To do
Gather from the material every line that contains the string "Zahlen".

Given records
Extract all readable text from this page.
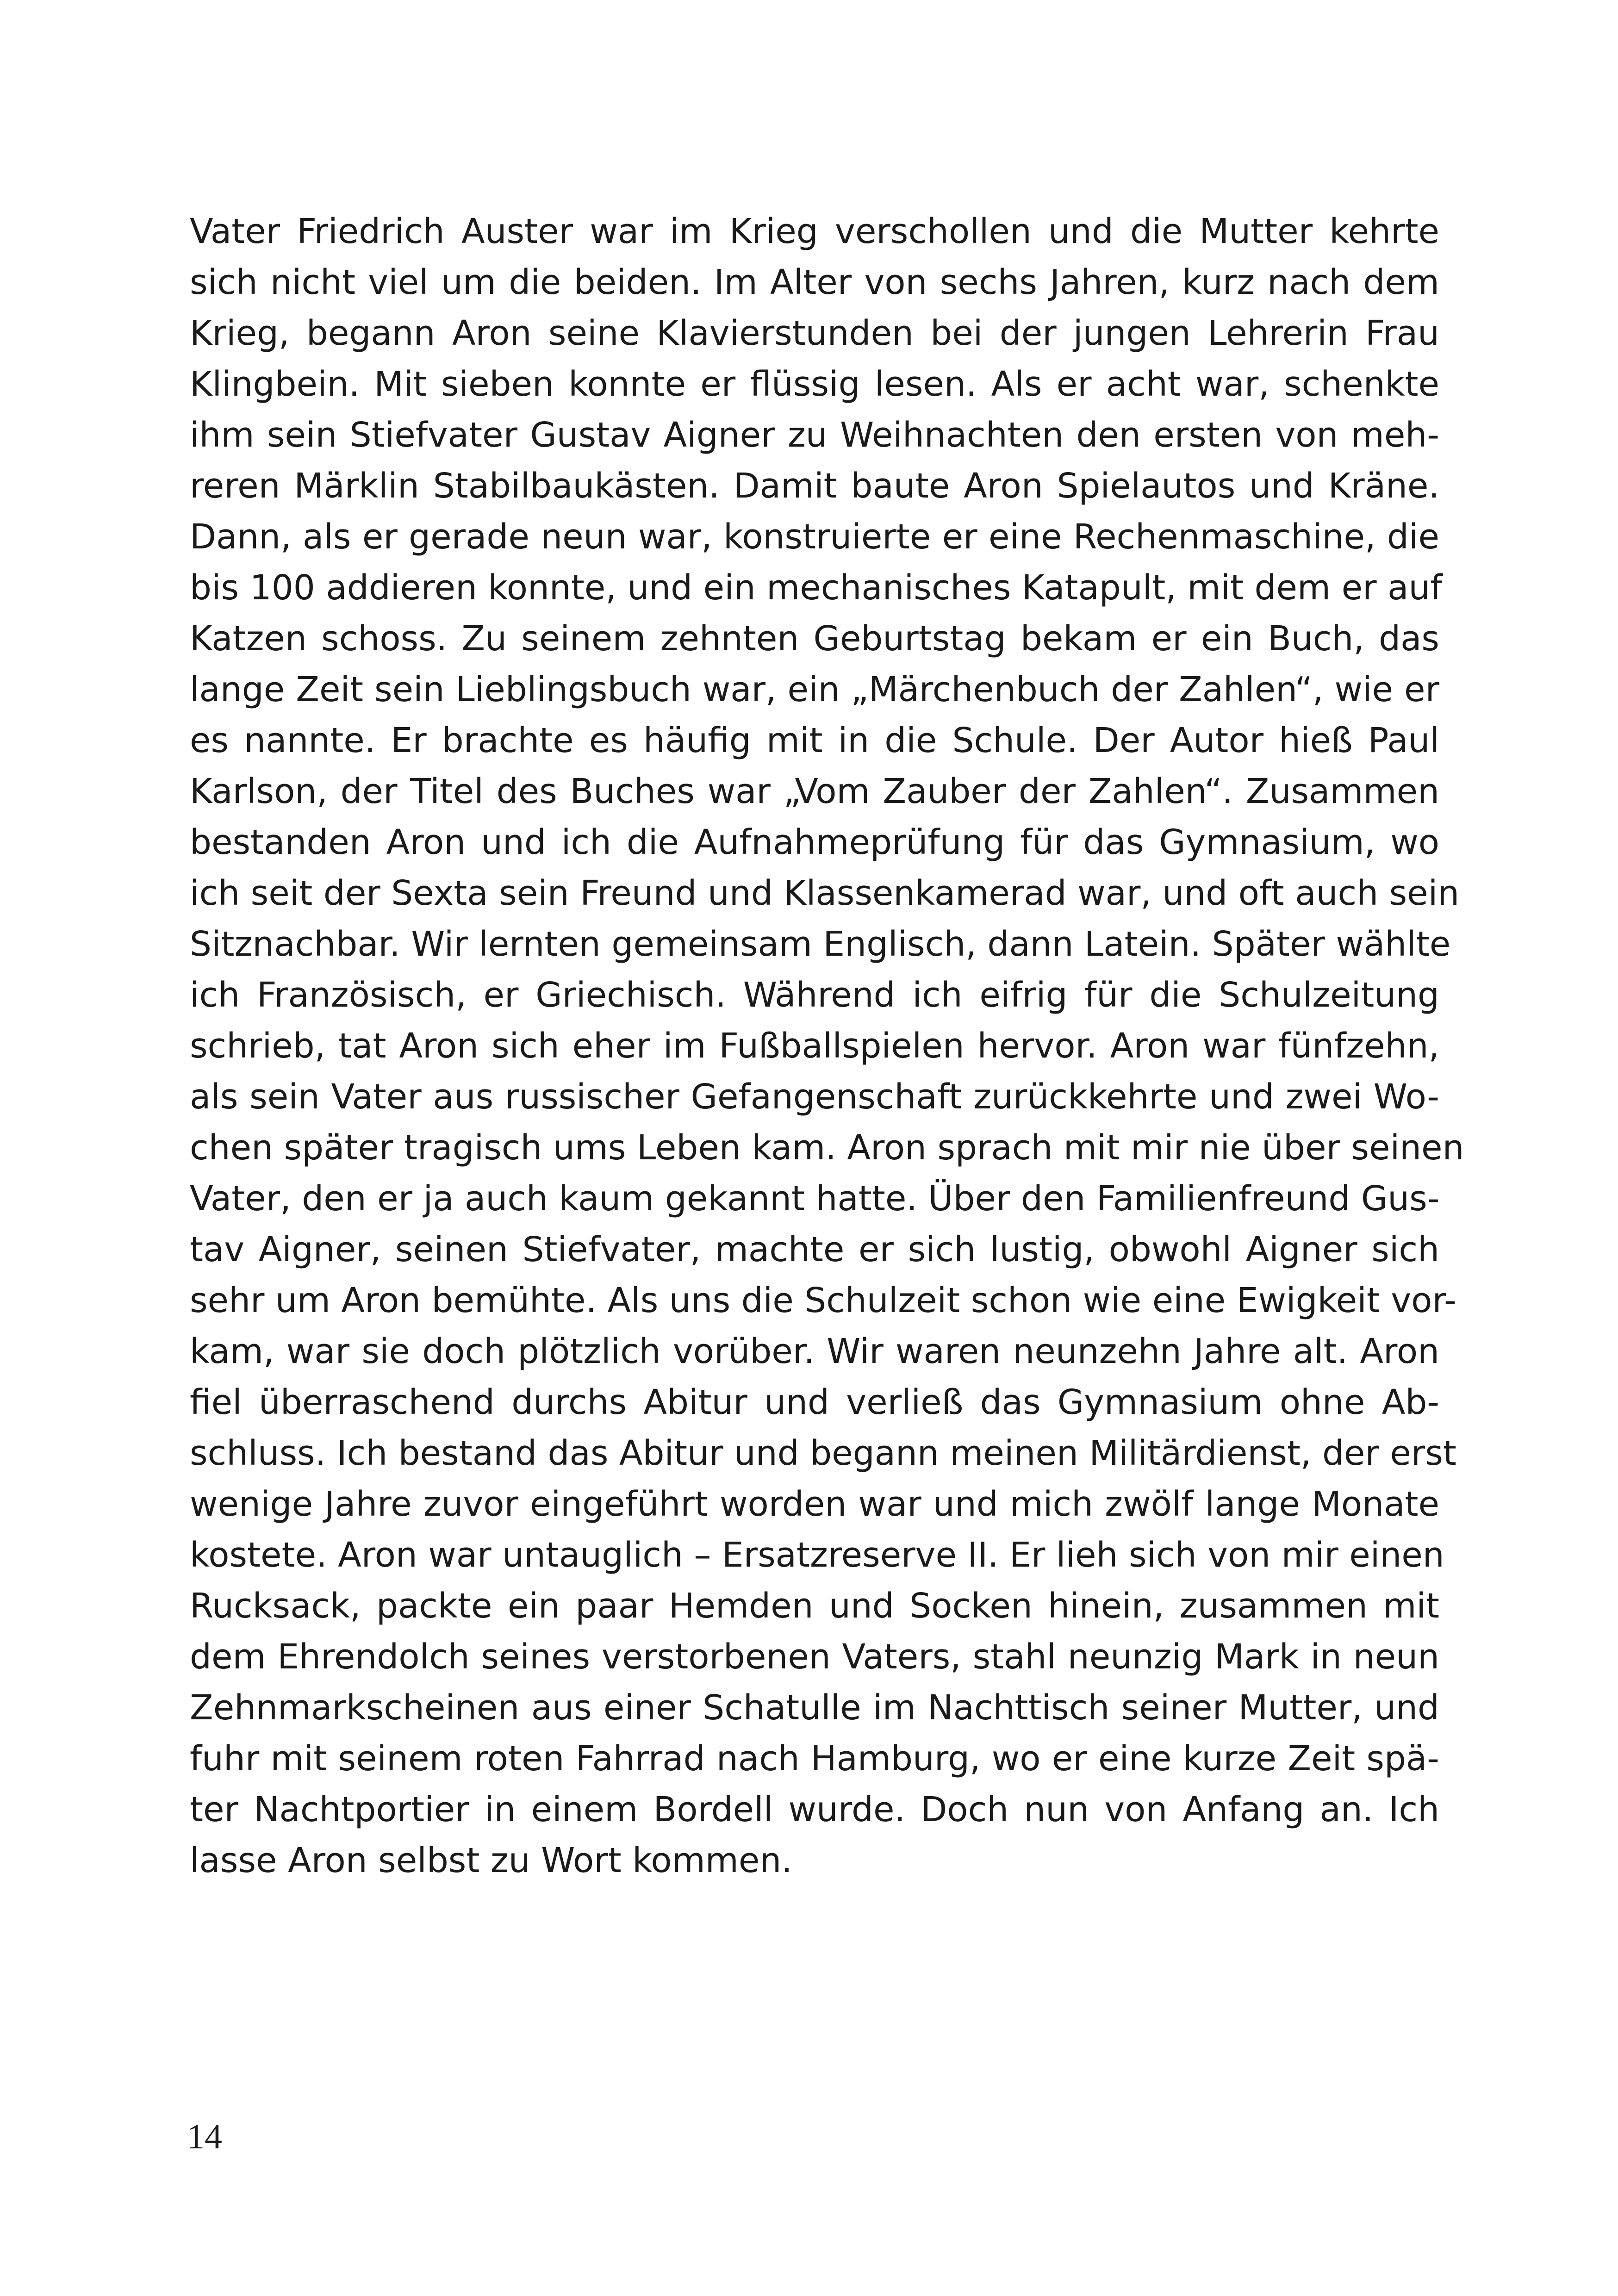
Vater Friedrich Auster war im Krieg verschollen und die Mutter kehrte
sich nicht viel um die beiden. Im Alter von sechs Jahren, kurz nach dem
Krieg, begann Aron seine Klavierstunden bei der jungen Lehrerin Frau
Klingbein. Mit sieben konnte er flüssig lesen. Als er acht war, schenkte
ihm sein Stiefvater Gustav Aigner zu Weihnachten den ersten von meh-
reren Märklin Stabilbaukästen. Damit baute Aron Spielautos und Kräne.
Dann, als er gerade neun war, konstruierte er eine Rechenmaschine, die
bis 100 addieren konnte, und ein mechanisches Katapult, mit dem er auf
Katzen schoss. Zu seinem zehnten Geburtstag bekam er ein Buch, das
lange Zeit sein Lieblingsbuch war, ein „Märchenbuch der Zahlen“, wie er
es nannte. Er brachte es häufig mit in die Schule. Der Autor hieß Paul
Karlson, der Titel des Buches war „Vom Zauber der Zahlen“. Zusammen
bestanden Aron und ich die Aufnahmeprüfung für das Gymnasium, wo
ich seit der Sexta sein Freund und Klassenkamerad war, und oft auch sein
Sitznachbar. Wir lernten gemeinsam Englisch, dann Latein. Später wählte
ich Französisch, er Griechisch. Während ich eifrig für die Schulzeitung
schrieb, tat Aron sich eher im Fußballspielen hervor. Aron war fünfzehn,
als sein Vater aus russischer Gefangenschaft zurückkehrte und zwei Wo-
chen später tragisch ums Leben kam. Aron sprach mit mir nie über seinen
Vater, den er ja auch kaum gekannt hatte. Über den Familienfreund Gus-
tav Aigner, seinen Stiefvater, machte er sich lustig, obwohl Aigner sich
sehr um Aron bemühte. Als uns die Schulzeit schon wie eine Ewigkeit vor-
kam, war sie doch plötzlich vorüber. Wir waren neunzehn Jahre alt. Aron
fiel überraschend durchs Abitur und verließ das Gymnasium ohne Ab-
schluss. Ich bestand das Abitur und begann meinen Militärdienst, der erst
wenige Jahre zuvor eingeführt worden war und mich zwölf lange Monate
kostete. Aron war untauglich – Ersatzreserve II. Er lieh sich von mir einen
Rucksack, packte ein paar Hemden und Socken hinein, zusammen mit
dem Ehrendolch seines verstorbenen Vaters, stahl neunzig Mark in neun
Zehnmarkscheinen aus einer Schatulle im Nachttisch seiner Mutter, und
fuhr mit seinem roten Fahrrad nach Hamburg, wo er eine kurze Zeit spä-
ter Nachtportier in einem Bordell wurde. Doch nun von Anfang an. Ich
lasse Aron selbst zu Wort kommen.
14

Worked answer
lange Zeit sein Lieblingsbuch war, ein „Märchenbuch der Zahlen“, wie er
Karlson, der Titel des Buches war „Vom Zauber der Zahlen“. Zusammen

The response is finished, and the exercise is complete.